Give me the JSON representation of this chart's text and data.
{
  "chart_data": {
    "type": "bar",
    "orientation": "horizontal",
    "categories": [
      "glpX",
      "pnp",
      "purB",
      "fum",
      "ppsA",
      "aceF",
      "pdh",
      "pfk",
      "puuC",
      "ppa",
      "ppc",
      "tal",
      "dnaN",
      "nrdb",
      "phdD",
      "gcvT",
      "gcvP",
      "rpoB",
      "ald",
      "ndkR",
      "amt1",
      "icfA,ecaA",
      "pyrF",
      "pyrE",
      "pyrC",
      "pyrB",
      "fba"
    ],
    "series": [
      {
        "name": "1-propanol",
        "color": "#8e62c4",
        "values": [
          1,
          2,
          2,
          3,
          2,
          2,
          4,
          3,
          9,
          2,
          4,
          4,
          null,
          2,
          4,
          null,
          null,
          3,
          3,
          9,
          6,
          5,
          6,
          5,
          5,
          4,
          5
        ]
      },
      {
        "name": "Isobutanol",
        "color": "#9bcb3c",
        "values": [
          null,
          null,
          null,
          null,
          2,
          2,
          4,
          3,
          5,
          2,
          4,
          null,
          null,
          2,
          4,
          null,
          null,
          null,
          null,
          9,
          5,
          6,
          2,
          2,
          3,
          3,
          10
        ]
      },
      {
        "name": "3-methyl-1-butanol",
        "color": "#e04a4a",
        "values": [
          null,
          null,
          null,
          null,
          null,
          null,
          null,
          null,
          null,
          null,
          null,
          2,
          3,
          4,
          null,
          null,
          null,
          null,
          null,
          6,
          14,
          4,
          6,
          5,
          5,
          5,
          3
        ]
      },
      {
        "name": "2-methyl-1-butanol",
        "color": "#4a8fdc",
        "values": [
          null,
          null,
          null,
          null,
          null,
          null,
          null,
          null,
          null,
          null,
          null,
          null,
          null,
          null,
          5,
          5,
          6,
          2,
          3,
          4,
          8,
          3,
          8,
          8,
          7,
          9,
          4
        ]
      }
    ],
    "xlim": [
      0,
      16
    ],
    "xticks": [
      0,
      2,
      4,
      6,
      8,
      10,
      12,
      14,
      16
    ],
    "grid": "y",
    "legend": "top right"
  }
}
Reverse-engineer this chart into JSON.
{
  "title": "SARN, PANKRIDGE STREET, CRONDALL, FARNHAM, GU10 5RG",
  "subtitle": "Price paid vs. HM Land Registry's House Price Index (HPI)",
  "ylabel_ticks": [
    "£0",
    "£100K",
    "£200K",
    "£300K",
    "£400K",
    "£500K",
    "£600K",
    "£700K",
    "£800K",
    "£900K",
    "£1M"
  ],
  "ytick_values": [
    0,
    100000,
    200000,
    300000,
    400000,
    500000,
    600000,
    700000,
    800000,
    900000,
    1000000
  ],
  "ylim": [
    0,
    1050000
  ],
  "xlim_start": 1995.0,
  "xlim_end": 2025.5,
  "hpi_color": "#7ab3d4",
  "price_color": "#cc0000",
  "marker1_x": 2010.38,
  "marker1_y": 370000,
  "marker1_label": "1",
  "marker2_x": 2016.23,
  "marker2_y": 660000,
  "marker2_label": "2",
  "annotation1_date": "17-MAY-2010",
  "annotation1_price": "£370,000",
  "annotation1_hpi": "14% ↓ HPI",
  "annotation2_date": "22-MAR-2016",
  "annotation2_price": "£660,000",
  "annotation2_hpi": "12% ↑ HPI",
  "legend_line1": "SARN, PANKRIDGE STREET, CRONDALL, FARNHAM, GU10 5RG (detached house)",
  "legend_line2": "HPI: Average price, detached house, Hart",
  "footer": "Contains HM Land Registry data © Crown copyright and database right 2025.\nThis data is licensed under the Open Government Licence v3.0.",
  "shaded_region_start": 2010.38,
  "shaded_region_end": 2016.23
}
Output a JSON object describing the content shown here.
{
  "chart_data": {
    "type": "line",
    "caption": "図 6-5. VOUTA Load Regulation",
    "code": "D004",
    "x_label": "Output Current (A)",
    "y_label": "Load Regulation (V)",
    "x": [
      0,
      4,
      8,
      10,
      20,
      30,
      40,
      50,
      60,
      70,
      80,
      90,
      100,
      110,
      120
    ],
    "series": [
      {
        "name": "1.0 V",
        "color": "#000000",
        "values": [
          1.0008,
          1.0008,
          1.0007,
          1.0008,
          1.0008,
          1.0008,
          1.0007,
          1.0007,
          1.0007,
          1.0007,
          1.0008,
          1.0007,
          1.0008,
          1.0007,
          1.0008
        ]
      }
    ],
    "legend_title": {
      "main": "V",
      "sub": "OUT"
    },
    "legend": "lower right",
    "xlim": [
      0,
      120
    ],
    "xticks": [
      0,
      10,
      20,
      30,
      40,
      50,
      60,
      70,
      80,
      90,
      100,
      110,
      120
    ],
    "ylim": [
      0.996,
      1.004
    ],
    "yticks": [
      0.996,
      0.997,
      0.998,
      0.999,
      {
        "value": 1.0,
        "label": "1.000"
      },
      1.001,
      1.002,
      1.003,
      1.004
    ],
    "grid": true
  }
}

**Written exercise**
Output the listing above word for word.

**Full response**
Give me the JSON representation of this chart's text and data.
{
  "chart_data": {
    "type": "bar",
    "orientation": "horizontal",
    "categories": [
      "glpX",
      "pnp",
      "purB",
      "fum",
      "ppsA",
      "aceF",
      "pdh",
      "pfk",
      "puuC",
      "ppa",
      "ppc",
      "tal",
      "dnaN",
      "nrdb",
      "phdD",
      "gcvT",
      "gcvP",
      "rpoB",
      "ald",
      "ndkR",
      "amt1",
      "icfA,ecaA",
      "pyrF",
      "pyrE",
      "pyrC",
      "pyrB",
      "fba"
    ],
    "series": [
      {
        "name": "1-propanol",
        "color": "#8e62c4",
        "values": [
          1,
          2,
          2,
          3,
          2,
          2,
          4,
          3,
          9,
          2,
          4,
          4,
          null,
          2,
          4,
          null,
          null,
          3,
          3,
          9,
          6,
          5,
          6,
          5,
          5,
          4,
          5
        ]
      },
      {
        "name": "Isobutanol",
        "color": "#9bcb3c",
        "values": [
          null,
          null,
          null,
          null,
          2,
          2,
          4,
          3,
          5,
          2,
          4,
          null,
          null,
          2,
          4,
          null,
          null,
          null,
          null,
          9,
          5,
          6,
          2,
          2,
          3,
          3,
          10
        ]
      },
      {
        "name": "3-methyl-1-butanol",
        "color": "#e04a4a",
        "values": [
          null,
          null,
          null,
          null,
          null,
          null,
          null,
          null,
          null,
          null,
          null,
          2,
          3,
          4,
          null,
          null,
          null,
          null,
          null,
          6,
          14,
          4,
          6,
          5,
          5,
          5,
          3
        ]
      },
      {
        "name": "2-methyl-1-butanol",
        "color": "#4a8fdc",
        "values": [
          null,
          null,
          null,
          null,
          null,
          null,
          null,
          null,
          null,
          null,
          null,
          null,
          null,
          null,
          5,
          5,
          6,
          2,
          3,
          4,
          8,
          3,
          8,
          8,
          7,
          9,
          4
        ]
      }
    ],
    "xlim": [
      0,
      16
    ],
    "xticks": [
      0,
      2,
      4,
      6,
      8,
      10,
      12,
      14,
      16
    ],
    "grid": "y",
    "legend": "top right"
  }
}
Reverse-engineer this chart into JSON.
{
  "title": "SARN, PANKRIDGE STREET, CRONDALL, FARNHAM, GU10 5RG",
  "subtitle": "Price paid vs. HM Land Registry's House Price Index (HPI)",
  "ylabel_ticks": [
    "£0",
    "£100K",
    "£200K",
    "£300K",
    "£400K",
    "£500K",
    "£600K",
    "£700K",
    "£800K",
    "£900K",
    "£1M"
  ],
  "ytick_values": [
    0,
    100000,
    200000,
    300000,
    400000,
    500000,
    600000,
    700000,
    800000,
    900000,
    1000000
  ],
  "ylim": [
    0,
    1050000
  ],
  "xlim_start": 1995.0,
  "xlim_end": 2025.5,
  "hpi_color": "#7ab3d4",
  "price_color": "#cc0000",
  "marker1_x": 2010.38,
  "marker1_y": 370000,
  "marker1_label": "1",
  "marker2_x": 2016.23,
  "marker2_y": 660000,
  "marker2_label": "2",
  "annotation1_date": "17-MAY-2010",
  "annotation1_price": "£370,000",
  "annotation1_hpi": "14% ↓ HPI",
  "annotation2_date": "22-MAR-2016",
  "annotation2_price": "£660,000",
  "annotation2_hpi": "12% ↑ HPI",
  "legend_line1": "SARN, PANKRIDGE STREET, CRONDALL, FARNHAM, GU10 5RG (detached house)",
  "legend_line2": "HPI: Average price, detached house, Hart",
  "footer": "Contains HM Land Registry data © Crown copyright and database right 2025.\nThis data is licensed under the Open Government Licence v3.0.",
  "shaded_region_start": 2010.38,
  "shaded_region_end": 2016.23
}
Output a JSON object describing the content shown here.
{
  "chart_data": {
    "type": "line",
    "caption": "図 6-5. VOUTA Load Regulation",
    "code": "D004",
    "x_label": "Output Current (A)",
    "y_label": "Load Regulation (V)",
    "x": [
      0,
      4,
      8,
      10,
      20,
      30,
      40,
      50,
      60,
      70,
      80,
      90,
      100,
      110,
      120
    ],
    "series": [
      {
        "name": "1.0 V",
        "color": "#000000",
        "values": [
          1.0008,
          1.0008,
          1.0007,
          1.0008,
          1.0008,
          1.0008,
          1.0007,
          1.0007,
          1.0007,
          1.0007,
          1.0008,
          1.0007,
          1.0008,
          1.0007,
          1.0008
        ]
      }
    ],
    "legend_title": {
      "main": "V",
      "sub": "OUT"
    },
    "legend": "lower right",
    "xlim": [
      0,
      120
    ],
    "xticks": [
      0,
      10,
      20,
      30,
      40,
      50,
      60,
      70,
      80,
      90,
      100,
      110,
      120
    ],
    "ylim": [
      0.996,
      1.004
    ],
    "yticks": [
      0.996,
      0.997,
      0.998,
      0.999,
      {
        "value": 1.0,
        "label": "1.000"
      },
      1.001,
      1.002,
      1.003,
      1.004
    ],
    "grid": true
  }
}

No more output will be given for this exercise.